**RECORDS SHOWN**
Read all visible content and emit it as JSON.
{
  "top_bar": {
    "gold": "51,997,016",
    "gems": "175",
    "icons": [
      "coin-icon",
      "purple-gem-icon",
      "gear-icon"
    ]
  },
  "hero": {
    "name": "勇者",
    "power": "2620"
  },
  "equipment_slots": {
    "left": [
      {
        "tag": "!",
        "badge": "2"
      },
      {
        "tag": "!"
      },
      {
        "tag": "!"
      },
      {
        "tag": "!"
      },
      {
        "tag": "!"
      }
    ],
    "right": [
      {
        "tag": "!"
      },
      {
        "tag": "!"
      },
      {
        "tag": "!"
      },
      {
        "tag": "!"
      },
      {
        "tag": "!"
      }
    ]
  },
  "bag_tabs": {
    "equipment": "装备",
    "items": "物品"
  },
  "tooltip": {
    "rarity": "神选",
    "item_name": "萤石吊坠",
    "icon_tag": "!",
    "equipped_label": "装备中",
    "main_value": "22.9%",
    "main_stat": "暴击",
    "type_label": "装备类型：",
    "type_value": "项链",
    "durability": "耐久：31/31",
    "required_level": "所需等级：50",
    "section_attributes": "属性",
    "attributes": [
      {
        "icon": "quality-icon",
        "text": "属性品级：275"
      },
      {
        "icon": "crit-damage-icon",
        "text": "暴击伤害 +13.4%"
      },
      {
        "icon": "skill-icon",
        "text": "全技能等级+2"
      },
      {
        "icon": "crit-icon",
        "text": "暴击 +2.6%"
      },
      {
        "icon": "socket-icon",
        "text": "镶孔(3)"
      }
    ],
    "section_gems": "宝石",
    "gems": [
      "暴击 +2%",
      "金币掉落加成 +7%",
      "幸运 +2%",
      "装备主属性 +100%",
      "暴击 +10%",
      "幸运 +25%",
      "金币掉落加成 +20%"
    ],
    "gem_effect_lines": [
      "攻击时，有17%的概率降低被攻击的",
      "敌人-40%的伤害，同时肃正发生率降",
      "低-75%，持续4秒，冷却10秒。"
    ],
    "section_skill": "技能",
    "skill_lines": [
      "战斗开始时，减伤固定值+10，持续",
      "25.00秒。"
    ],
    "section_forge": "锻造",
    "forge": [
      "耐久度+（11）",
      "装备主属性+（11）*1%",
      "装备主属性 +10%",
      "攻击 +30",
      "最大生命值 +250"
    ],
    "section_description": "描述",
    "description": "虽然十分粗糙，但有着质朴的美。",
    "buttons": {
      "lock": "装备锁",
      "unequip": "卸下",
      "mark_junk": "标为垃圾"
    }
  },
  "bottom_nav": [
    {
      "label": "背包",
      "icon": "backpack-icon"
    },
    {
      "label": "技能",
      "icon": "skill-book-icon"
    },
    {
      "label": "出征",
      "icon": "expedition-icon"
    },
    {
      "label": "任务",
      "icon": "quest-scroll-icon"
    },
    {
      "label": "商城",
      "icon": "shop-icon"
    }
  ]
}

**WHAT TO DO**
In the records above, collect each line with "crit".

**TASK ANSWER**
        "icon": "crit-damage-icon",
        "icon": "crit-icon",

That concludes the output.